Required task >> Filter the records below and copy every line containing the word "PRESSURE".

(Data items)
····················

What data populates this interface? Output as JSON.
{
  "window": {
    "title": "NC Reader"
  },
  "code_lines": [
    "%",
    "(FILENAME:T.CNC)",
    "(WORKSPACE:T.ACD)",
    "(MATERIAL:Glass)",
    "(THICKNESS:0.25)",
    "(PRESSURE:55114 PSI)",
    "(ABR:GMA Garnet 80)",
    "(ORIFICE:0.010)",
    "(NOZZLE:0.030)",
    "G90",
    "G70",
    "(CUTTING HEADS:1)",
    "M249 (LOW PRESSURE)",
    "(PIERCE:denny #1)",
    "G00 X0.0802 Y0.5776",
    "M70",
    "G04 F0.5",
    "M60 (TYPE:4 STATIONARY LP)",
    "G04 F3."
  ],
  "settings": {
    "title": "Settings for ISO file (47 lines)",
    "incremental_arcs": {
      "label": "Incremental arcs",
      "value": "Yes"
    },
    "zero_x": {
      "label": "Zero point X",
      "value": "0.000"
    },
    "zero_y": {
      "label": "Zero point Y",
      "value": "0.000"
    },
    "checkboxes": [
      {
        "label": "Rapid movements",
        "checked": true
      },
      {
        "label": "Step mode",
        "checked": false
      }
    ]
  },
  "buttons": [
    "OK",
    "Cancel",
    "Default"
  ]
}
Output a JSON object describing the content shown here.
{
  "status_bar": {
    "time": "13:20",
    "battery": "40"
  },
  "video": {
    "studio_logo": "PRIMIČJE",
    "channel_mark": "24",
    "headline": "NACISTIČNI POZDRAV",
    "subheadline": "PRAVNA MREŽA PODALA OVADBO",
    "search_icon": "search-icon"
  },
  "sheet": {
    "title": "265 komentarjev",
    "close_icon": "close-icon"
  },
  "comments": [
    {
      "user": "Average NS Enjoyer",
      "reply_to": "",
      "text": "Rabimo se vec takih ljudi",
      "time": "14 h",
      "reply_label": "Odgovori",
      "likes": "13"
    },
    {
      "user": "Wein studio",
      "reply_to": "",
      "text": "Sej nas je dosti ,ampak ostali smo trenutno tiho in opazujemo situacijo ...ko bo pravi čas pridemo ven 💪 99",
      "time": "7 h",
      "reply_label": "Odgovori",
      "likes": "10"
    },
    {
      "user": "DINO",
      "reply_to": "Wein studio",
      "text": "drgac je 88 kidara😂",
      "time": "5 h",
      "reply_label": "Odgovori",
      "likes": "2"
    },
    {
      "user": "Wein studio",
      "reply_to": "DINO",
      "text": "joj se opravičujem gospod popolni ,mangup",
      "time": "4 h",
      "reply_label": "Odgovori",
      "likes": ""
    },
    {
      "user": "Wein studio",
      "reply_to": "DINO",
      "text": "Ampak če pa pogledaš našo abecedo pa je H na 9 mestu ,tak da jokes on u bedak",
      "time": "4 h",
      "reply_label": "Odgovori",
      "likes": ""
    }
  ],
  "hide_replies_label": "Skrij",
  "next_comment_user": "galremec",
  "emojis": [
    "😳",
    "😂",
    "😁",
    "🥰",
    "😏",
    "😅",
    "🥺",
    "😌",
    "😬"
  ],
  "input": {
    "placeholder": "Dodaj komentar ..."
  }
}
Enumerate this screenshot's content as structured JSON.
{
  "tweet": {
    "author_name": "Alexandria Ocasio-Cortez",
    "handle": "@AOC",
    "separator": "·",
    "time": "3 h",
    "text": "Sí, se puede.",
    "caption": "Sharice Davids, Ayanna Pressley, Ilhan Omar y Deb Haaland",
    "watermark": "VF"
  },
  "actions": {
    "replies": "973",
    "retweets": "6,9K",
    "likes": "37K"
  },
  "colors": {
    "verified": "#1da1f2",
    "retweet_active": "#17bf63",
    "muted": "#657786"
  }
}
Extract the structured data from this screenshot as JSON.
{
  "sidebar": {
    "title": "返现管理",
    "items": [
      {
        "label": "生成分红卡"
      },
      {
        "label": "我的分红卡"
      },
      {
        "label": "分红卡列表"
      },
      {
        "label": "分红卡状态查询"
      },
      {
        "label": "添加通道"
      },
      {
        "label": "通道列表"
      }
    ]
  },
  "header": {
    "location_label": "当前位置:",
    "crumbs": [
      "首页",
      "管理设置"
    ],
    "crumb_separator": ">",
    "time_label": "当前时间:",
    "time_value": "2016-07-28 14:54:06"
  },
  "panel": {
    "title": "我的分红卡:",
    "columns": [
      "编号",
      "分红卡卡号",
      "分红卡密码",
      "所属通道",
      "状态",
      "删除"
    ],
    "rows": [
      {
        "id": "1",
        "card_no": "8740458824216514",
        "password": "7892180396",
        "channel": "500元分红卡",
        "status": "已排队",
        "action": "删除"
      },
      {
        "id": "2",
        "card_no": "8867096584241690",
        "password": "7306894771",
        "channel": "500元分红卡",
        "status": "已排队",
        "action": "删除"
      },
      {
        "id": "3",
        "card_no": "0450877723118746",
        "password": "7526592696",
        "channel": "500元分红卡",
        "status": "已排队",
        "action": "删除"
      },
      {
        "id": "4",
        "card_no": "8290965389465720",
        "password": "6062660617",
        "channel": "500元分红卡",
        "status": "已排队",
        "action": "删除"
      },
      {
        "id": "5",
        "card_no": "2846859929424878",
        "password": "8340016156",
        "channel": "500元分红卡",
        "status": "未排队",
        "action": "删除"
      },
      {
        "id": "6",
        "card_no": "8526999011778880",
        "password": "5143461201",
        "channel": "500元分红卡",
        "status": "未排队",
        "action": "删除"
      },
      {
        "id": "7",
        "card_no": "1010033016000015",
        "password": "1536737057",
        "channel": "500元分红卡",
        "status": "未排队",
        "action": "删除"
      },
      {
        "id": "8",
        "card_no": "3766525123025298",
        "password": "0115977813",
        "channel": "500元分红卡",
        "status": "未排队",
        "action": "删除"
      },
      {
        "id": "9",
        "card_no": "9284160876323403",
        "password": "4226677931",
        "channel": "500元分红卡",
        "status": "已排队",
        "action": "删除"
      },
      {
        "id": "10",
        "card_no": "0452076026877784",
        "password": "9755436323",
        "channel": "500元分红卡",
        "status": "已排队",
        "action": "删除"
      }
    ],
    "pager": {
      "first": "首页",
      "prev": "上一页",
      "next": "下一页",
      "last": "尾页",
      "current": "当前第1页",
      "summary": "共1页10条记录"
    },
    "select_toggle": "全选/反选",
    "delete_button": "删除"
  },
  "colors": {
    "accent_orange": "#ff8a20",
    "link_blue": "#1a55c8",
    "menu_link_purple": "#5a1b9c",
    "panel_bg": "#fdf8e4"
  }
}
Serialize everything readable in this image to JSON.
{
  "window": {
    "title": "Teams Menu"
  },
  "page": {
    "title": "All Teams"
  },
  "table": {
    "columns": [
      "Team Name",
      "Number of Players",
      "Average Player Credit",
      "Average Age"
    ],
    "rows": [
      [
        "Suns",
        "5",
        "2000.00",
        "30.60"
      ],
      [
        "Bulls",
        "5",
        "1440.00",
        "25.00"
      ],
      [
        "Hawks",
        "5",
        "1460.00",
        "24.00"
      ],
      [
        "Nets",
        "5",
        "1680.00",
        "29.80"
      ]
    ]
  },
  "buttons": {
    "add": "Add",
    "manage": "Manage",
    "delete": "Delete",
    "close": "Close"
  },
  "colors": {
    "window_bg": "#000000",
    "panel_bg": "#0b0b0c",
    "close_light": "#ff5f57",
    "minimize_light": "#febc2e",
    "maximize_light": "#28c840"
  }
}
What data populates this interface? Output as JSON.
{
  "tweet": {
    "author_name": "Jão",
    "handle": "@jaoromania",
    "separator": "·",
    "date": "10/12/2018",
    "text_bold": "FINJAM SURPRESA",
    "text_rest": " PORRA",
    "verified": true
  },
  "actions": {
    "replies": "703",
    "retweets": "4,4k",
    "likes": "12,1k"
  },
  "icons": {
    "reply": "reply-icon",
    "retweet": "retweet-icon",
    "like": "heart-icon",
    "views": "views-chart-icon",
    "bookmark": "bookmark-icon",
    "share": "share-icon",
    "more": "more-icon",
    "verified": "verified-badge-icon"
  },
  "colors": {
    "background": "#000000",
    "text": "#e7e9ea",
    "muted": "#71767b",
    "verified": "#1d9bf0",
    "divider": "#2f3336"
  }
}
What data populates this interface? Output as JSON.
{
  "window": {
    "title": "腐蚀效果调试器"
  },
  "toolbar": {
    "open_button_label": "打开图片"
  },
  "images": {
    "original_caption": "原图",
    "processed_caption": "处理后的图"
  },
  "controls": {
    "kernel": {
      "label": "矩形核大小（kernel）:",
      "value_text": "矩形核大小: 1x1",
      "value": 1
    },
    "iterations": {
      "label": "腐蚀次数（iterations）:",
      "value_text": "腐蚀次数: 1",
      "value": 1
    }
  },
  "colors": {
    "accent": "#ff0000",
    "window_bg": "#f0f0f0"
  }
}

····················

Completed task >>
    "(PRESSURE:55114 PSI)",
    "M249 (LOW PRESSURE)",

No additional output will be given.